## Start

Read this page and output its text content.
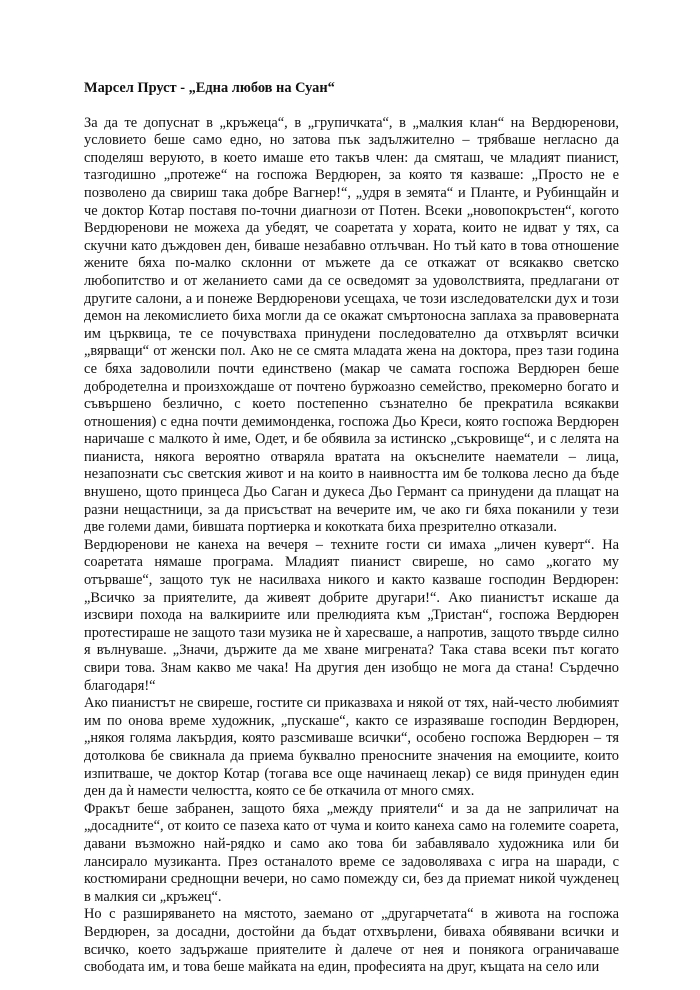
Марсел Пруст - „Една любов на Суан“

За да те допуснат в „кръжеца“, в „групичката“, в „малкия клан“ на Вердюренови, условието беше само едно, но затова пък задължително – трябваше неглaсно да споделяш веруюто, в което имаше ето такъв член: да смяташ, че младият пианист, тазгодишно „протеже“ на госпожа Вердюрен, за която тя казваше: „Просто не е позволено да свириш така добре Вагнер!“, „удря в земята“ и Планте, и Рубинщайн и че доктор Котар поставя по-точни диагнози от Потен. Всеки „новопокръстен“, когото Вердюренови не можеха да убедят, че соаретата у хората, които не идват у тях, са скучни като дъждовен ден, биваше незабавно отлъчван. Но тъй като в това отношение жените бяха по-малко склонни от мъжете да се откажат от всякакво светско любопитство и от желанието сами да се осведомят за удоволствията, предлагани от другите салони, а и понеже Вердюренови усещаха, че този изследователски дух и този демон на лекомислието биха могли да се окажат смъртоносна заплаха за правоверната им църквица, те се почувстваха принудени последователно да отхвърлят всички „вярващи“ от женски пол. Ако не се смята младата жена на доктора, през тази година се бяха задоволили почти единствено (макар че самата госпожа Вердюрен беше добродетелна и произхождаше от почтено буржоазно семейство, прекомерно богато и съвършено безлично, с което постепенно съзнателно бе прекратила всякакви отношения) с една почти демимонденка, госпожа Дьо Креси, която госпожа Вердюрен наричаше с малкото ѝ име, Одет, и бе обявила за истинско „съкровище“, и с лелята на пианиста, някога вероятно отваряла вратата на окъснелите наематели – лица, незапознати със светския живот и на които в наивността им бе толкова лесно да бъде внушено, щото принцеса Дьо Саган и дукеса Дьо Германт са принудени да плащат на разни нещастници, за да присъстват на вечерите им, че ако ги бяха поканили у тези две големи дами, бившата портиерка и кокотката биха презрително отказали.

Вердюренови не канеха на вечеря – техните гости си имаха „личен куверт“. На соаретата нямаше програма. Младият пианист свиреше, но само „когато му отърваше“, защото тук не насилваха никого и както казваше господин Вердюрен: „Всичко за приятелите, да живеят добрите другари!“. Ако пианистът искаше да изсвири похода на валкириите или прелюдията към „Тристан“, госпожа Вердюрен протестираше не защото тази музика не ѝ харесваше, а напротив, защото твърде силно я вълнуваше. „Значи, държите да ме хване мигрената? Така става всеки път когато свири това. Знам какво ме чака! На другия ден изобщо не мога да стана! Сърдечно благодаря!“

Ако пианистът не свиреше, гостите си приказваха и някой от тях, най-често любимият им по онова време художник, „пускаше“, както се изразяваше господин Вердюрен, „някоя голяма лакърдия, която разсмиваше всички“, особено госпожа Вердюрен – тя дотолкова бе свикнала да приема буквално преносните значения на емоциите, които изпитваше, че доктор Котар (тогава все още начинаещ лекар) се видя принуден един ден да ѝ намести челюстта, която се бе откачила от много смях.

Фракът беше забранен, защото бяха „между приятели“ и за да не заприличат на „досадните“, от които се пазеха като от чума и които канеха само на големите соарета, давани възможно най-рядко и само ако това би забавлявало художника или би лансирало музиканта. През останалото време се задоволяваха с игра на шаради, с костюмирани среднощни вечери, но само помежду си, без да приемат никой чужденец в малкия си „кръжец“.

Но с разширяването на мястото, заемано от „другарчетата“ в живота на госпожа Вердюрен, за досадни, достойни да бъдат отхвърлени, биваха обявявани всички и всичко, което задържаше приятелите ѝ далече от нея и понякога ограничаваше свободата им, и това беше майката на един, професията на друг, къщата на село или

## End

**To do:** Your task is to transcribe all of the records precisely, with no images included.

**Task output:**
Read this page and output its text content.
Марсел Пруст - „Една любов на Суан“

За да те допуснат в „кръжеца“, в „групичката“, в „малкия клан“ на Вердюренови, условието беше само едно, но затова пък задължително – трябваше неглaсно да споделяш веруюто, в което имаше ето такъв член: да смяташ, че младият пианист, тазгодишно „протеже“ на госпожа Вердюрен, за която тя казваше: „Просто не е позволено да свириш така добре Вагнер!“, „удря в земята“ и Планте, и Рубинщайн и че доктор Котар поставя по-точни диагнози от Потен. Всеки „новопокръстен“, когото Вердюренови не можеха да убедят, че соаретата у хората, които не идват у тях, са скучни като дъждовен ден, биваше незабавно отлъчван. Но тъй като в това отношение жените бяха по-малко склонни от мъжете да се откажат от всякакво светско любопитство и от желанието сами да се осведомят за удоволствията, предлагани от другите салони, а и понеже Вердюренови усещаха, че този изследователски дух и този демон на лекомислието биха могли да се окажат смъртоносна заплаха за правоверната им църквица, те се почувстваха принудени последователно да отхвърлят всички „вярващи“ от женски пол. Ако не се смята младата жена на доктора, през тази година се бяха задоволили почти единствено (макар че самата госпожа Вердюрен беше добродетелна и произхождаше от почтено буржоазно семейство, прекомерно богато и съвършено безлично, с което постепенно съзнателно бе прекратила всякакви отношения) с една почти демимонденка, госпожа Дьо Креси, която госпожа Вердюрен наричаше с малкото ѝ име, Одет, и бе обявила за истинско „съкровище“, и с лелята на пианиста, някога вероятно отваряла вратата на окъснелите наематели – лица, незапознати със светския живот и на които в наивността им бе толкова лесно да бъде внушено, щото принцеса Дьо Саган и дукеса Дьо Германт са принудени да плащат на разни нещастници, за да присъстват на вечерите им, че ако ги бяха поканили у тези две големи дами, бившата портиерка и кокотката биха презрително отказали.

Вердюренови не канеха на вечеря – техните гости си имаха „личен куверт“. На соаретата нямаше програма. Младият пианист свиреше, но само „когато му отърваше“, защото тук не насилваха никого и както казваше господин Вердюрен: „Всичко за приятелите, да живеят добрите другари!“. Ако пианистът искаше да изсвири похода на валкириите или прелюдията към „Тристан“, госпожа Вердюрен протестираше не защото тази музика не ѝ харесваше, а напротив, защото твърде силно я вълнуваше. „Значи, държите да ме хване мигрената? Така става всеки път когато свири това. Знам какво ме чака! На другия ден изобщо не мога да стана! Сърдечно благодаря!“

Ако пианистът не свиреше, гостите си приказваха и някой от тях, най-често любимият им по онова време художник, „пускаше“, както се изразяваше господин Вердюрен, „някоя голяма лакърдия, която разсмиваше всички“, особено госпожа Вердюрен – тя дотолкова бе свикнала да приема буквално преносните значения на емоциите, които изпитваше, че доктор Котар (тогава все още начинаещ лекар) се видя принуден един ден да ѝ намести челюстта, която се бе откачила от много смях.

Фракът беше забранен, защото бяха „между приятели“ и за да не заприличат на „досадните“, от които се пазеха като от чума и които канеха само на големите соарета, давани възможно най-рядко и само ако това би забавлявало художника или би лансирало музиканта. През останалото време се задоволяваха с игра на шаради, с костюмирани среднощни вечери, но само помежду си, без да приемат никой чужденец в малкия си „кръжец“.

Но с разширяването на мястото, заемано от „другарчетата“ в живота на госпожа Вердюрен, за досадни, достойни да бъдат отхвърлени, биваха обявявани всички и всичко, което задържаше приятелите ѝ далече от нея и понякога ограничаваше свободата им, и това беше майката на един, професията на друг, къщата на село или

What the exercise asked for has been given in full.